■ EXERCISE DESCRIPTION: Each line that holds the word "type" should be returned.

________

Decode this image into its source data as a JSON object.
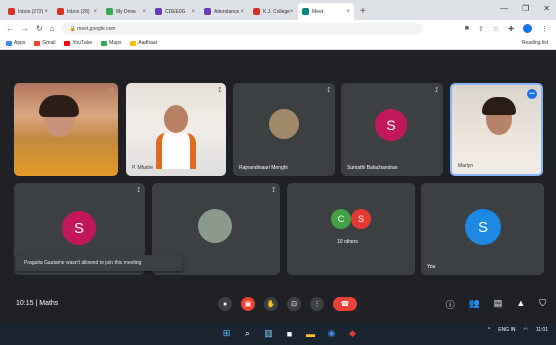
{
  "browser": {
    "tabs": [
      {
        "label": "Inbox (272)",
        "color": "#d93025"
      },
      {
        "label": "Inbox (28)",
        "color": "#d93025"
      },
      {
        "label": "My Drive",
        "color": "#34a853"
      },
      {
        "label": "CDEE0G",
        "color": "#673ab7"
      },
      {
        "label": "Attendance",
        "color": "#673ab7"
      },
      {
        "label": "K.J. College",
        "color": "#d93025"
      },
      {
        "label": "Meet",
        "color": "#00897b"
      }
    ],
    "new_tab": "+",
    "url": "meet.google.com",
    "bookmarks": [
      {
        "label": "Apps",
        "color": "#4285f4"
      },
      {
        "label": "Gmail",
        "color": "#ea4335"
      },
      {
        "label": "YouTube",
        "color": "#ff0000"
      },
      {
        "label": "Maps",
        "color": "#34a853"
      },
      {
        "label": "Aadhaar",
        "color": "#fbbc04"
      }
    ],
    "reading_list": "Reading list"
  },
  "tiles": [
    {
      "name": "",
      "type": "video1"
    },
    {
      "name": "P. Mhatre",
      "type": "video2"
    },
    {
      "name": "Rajnandinaari Menghi",
      "type": "photo"
    },
    {
      "name": "Sumathi Balachandran",
      "type": "avatar",
      "letter": "S",
      "color": "#c2185b"
    },
    {
      "name": "Marlyn",
      "type": "video3"
    },
    {
      "name": "",
      "type": "avatar",
      "letter": "S",
      "color": "#c2185b"
    },
    {
      "name": "",
      "type": "photo2"
    },
    {
      "name": "10 others",
      "type": "group"
    },
    {
      "name": "You",
      "type": "avatar",
      "letter": "S",
      "color": "#1e88e5"
    }
  ],
  "group_avatars": [
    {
      "letter": "C",
      "color": "#43a047"
    },
    {
      "letter": "S",
      "color": "#e53935"
    }
  ],
  "toast": "Pragatia Gautame wasn't allowed to join this meeting",
  "meeting": {
    "time": "10:15",
    "code": "Maths"
  },
  "taskbar": {
    "time": "11:01",
    "date": "ENG IN"
  }
}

________

■ SOLUTION TO THE PROBLEM:
      "type": "video1"
      "type": "video2"
      "type": "photo"
      "type": "avatar",
      "type": "video3"
      "type": "avatar",
      "type": "photo2"
      "type": "group"
      "type": "avatar",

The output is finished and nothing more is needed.